--- Data extract ---

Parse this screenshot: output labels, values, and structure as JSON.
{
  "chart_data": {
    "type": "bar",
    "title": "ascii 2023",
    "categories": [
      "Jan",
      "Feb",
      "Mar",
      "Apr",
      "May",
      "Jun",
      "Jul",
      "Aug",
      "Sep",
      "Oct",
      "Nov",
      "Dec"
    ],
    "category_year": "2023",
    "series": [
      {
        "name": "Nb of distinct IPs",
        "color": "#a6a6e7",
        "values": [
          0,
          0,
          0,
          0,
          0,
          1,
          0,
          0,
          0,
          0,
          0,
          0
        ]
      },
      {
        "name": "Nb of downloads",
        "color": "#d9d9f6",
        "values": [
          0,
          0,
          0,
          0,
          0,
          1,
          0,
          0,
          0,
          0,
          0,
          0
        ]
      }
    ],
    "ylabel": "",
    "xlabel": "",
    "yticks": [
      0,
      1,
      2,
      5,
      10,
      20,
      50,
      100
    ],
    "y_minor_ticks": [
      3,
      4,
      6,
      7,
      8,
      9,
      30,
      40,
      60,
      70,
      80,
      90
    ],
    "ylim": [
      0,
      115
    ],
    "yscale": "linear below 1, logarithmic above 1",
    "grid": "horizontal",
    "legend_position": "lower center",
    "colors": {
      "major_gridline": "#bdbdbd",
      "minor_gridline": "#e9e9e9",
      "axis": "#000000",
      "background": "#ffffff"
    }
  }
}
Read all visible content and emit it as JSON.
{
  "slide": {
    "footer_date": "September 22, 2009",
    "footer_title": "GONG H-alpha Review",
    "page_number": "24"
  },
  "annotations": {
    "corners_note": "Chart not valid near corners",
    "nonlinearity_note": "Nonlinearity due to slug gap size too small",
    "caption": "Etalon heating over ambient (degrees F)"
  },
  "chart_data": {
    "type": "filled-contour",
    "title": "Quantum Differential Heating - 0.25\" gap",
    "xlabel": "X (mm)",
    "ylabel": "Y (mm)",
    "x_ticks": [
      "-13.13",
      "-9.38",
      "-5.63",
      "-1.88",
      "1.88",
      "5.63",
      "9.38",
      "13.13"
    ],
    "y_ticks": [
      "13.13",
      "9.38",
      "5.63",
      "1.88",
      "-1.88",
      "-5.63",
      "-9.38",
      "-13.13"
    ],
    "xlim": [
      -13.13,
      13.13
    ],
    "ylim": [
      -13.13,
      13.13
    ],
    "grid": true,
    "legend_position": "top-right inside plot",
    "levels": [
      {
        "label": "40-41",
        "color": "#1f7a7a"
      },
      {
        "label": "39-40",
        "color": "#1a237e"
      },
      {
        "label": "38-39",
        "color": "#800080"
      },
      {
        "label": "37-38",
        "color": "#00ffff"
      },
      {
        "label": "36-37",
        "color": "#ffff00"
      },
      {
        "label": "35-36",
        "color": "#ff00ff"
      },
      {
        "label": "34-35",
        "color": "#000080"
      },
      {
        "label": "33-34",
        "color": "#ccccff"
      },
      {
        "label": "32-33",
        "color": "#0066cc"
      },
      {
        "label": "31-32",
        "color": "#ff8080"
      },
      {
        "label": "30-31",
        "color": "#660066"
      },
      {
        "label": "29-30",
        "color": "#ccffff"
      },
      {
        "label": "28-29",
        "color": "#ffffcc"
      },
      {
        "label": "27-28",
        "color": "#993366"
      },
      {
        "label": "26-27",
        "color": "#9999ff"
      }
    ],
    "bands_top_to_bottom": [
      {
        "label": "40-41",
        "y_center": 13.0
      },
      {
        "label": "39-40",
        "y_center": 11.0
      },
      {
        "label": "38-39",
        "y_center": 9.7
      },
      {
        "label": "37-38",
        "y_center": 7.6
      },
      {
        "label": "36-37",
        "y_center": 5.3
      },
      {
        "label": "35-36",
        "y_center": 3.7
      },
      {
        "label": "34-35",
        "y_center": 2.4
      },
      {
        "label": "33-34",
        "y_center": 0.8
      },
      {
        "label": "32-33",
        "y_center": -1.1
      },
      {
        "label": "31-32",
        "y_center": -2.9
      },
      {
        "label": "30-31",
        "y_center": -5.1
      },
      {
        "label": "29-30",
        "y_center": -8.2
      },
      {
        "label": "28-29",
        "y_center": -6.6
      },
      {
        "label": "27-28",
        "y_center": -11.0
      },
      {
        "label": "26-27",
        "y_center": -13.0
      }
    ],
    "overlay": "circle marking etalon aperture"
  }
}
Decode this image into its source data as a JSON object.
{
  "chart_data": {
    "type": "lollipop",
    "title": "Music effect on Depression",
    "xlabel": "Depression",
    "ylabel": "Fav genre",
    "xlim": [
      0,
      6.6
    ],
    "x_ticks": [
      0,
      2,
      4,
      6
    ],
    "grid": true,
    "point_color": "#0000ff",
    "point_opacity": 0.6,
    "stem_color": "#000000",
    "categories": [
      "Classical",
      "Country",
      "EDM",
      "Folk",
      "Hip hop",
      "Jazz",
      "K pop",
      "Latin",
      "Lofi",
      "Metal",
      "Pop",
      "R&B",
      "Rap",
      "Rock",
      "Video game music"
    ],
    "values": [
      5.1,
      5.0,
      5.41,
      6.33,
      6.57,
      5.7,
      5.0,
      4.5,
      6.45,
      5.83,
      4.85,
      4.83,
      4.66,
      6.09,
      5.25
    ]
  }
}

---

* [Stated problem]: Look above for the line containing "Decode this image"; copy from it through the last line, exactly, and nothing more.

* [Result for this task]:
Decode this image into its source data as a JSON object.
{
  "chart_data": {
    "type": "lollipop",
    "title": "Music effect on Depression",
    "xlabel": "Depression",
    "ylabel": "Fav genre",
    "xlim": [
      0,
      6.6
    ],
    "x_ticks": [
      0,
      2,
      4,
      6
    ],
    "grid": true,
    "point_color": "#0000ff",
    "point_opacity": 0.6,
    "stem_color": "#000000",
    "categories": [
      "Classical",
      "Country",
      "EDM",
      "Folk",
      "Hip hop",
      "Jazz",
      "K pop",
      "Latin",
      "Lofi",
      "Metal",
      "Pop",
      "R&B",
      "Rap",
      "Rock",
      "Video game music"
    ],
    "values": [
      5.1,
      5.0,
      5.41,
      6.33,
      6.57,
      5.7,
      5.0,
      4.5,
      6.45,
      5.83,
      4.85,
      4.83,
      4.66,
      6.09,
      5.25
    ]
  }
}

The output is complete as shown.